The records
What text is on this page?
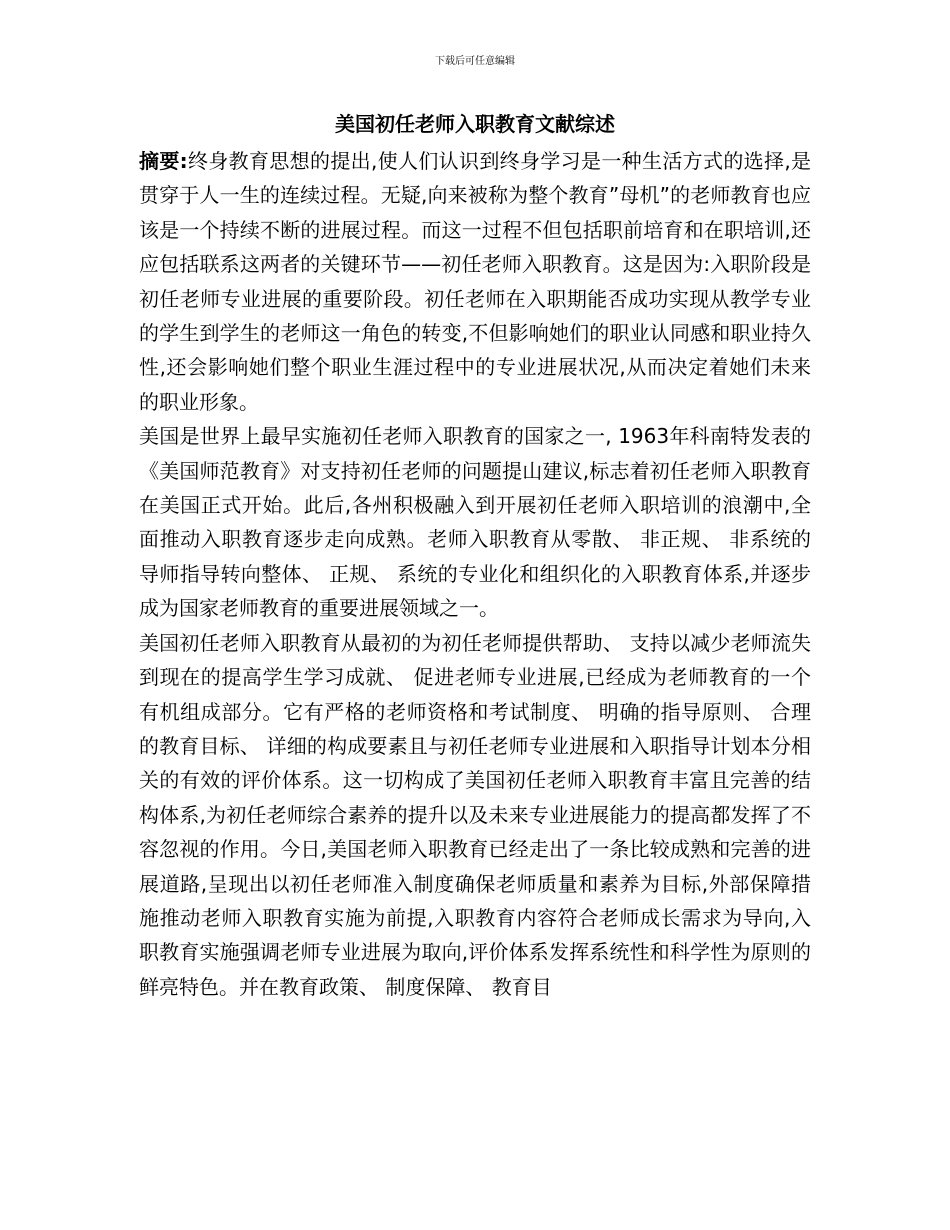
下载后可任意编辑
美国初任老师入职教育文献综述

摘要:终身教育思想的提出,使人们认识到终身学习是一种生活方式的选择,是贯穿于人一生的连续过程。无疑,向来被称为整个教育”母机”的老师教育也应该是一个持续不断的进展过程。而这一过程不但包括职前培育和在职培训,还应包括联系这两者的关键环节——初任老师入职教育。这是因为:入职阶段是初任老师专业进展的重要阶段。初任老师在入职期能否成功实现从教学专业的学生到学生的老师这一角色的转变,不但影响她们的职业认同感和职业持久性,还会影响她们整个职业生涯过程中的专业进展状况,从而决定着她们未来的职业形象。

美国是世界上最早实施初任老师入职教育的国家之一, 1963年科南特发表的《美国师范教育》对支持初任老师的问题提山建议,标志着初任老师入职教育在美国正式开始。此后,各州积极融入到开展初任老师入职培训的浪潮中,全面推动入职教育逐步走向成熟。老师入职教育从零散、 非正规、 非系统的导师指导转向整体、 正规、 系统的专业化和组织化的入职教育体系,并逐步成为国家老师教育的重要进展领域之一。

美国初任老师入职教育从最初的为初任老师提供帮助、 支持以减少老师流失到现在的提高学生学习成就、 促进老师专业进展,已经成为老师教育的一个有机组成部分。它有严格的老师资格和考试制度、 明确的指导原则、 合理的教育目标、 详细的构成要素且与初任老师专业进展和入职指导计划本分相关的有效的评价体系。这一切构成了美国初任老师入职教育丰富且完善的结构体系,为初任老师综合素养的提升以及未来专业进展能力的提高都发挥了不容忽视的作用。今日,美国老师入职教育已经走出了一条比较成熟和完善的进展道路,呈现出以初任老师准入制度确保老师质量和素养为目标,外部保障措施推动老师入职教育实施为前提,入职教育内容符合老师成长需求为导向,入职教育实施强调老师专业进展为取向,评价体系发挥系统性和科学性为原则的鲜亮特色。并在教育政策、 制度保障、 教育目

Stated exercise
Reproduce the records verbatim, omitting all images they contain.

Output of the exercise
What text is on this page?
下载后可任意编辑
美国初任老师入职教育文献综述

摘要:终身教育思想的提出,使人们认识到终身学习是一种生活方式的选择,是贯穿于人一生的连续过程。无疑,向来被称为整个教育”母机”的老师教育也应该是一个持续不断的进展过程。而这一过程不但包括职前培育和在职培训,还应包括联系这两者的关键环节——初任老师入职教育。这是因为:入职阶段是初任老师专业进展的重要阶段。初任老师在入职期能否成功实现从教学专业的学生到学生的老师这一角色的转变,不但影响她们的职业认同感和职业持久性,还会影响她们整个职业生涯过程中的专业进展状况,从而决定着她们未来的职业形象。

美国是世界上最早实施初任老师入职教育的国家之一, 1963年科南特发表的《美国师范教育》对支持初任老师的问题提山建议,标志着初任老师入职教育在美国正式开始。此后,各州积极融入到开展初任老师入职培训的浪潮中,全面推动入职教育逐步走向成熟。老师入职教育从零散、 非正规、 非系统的导师指导转向整体、 正规、 系统的专业化和组织化的入职教育体系,并逐步成为国家老师教育的重要进展领域之一。

美国初任老师入职教育从最初的为初任老师提供帮助、 支持以减少老师流失到现在的提高学生学习成就、 促进老师专业进展,已经成为老师教育的一个有机组成部分。它有严格的老师资格和考试制度、 明确的指导原则、 合理的教育目标、 详细的构成要素且与初任老师专业进展和入职指导计划本分相关的有效的评价体系。这一切构成了美国初任老师入职教育丰富且完善的结构体系,为初任老师综合素养的提升以及未来专业进展能力的提高都发挥了不容忽视的作用。今日,美国老师入职教育已经走出了一条比较成熟和完善的进展道路,呈现出以初任老师准入制度确保老师质量和素养为目标,外部保障措施推动老师入职教育实施为前提,入职教育内容符合老师成长需求为导向,入职教育实施强调老师专业进展为取向,评价体系发挥系统性和科学性为原则的鲜亮特色。并在教育政策、 制度保障、 教育目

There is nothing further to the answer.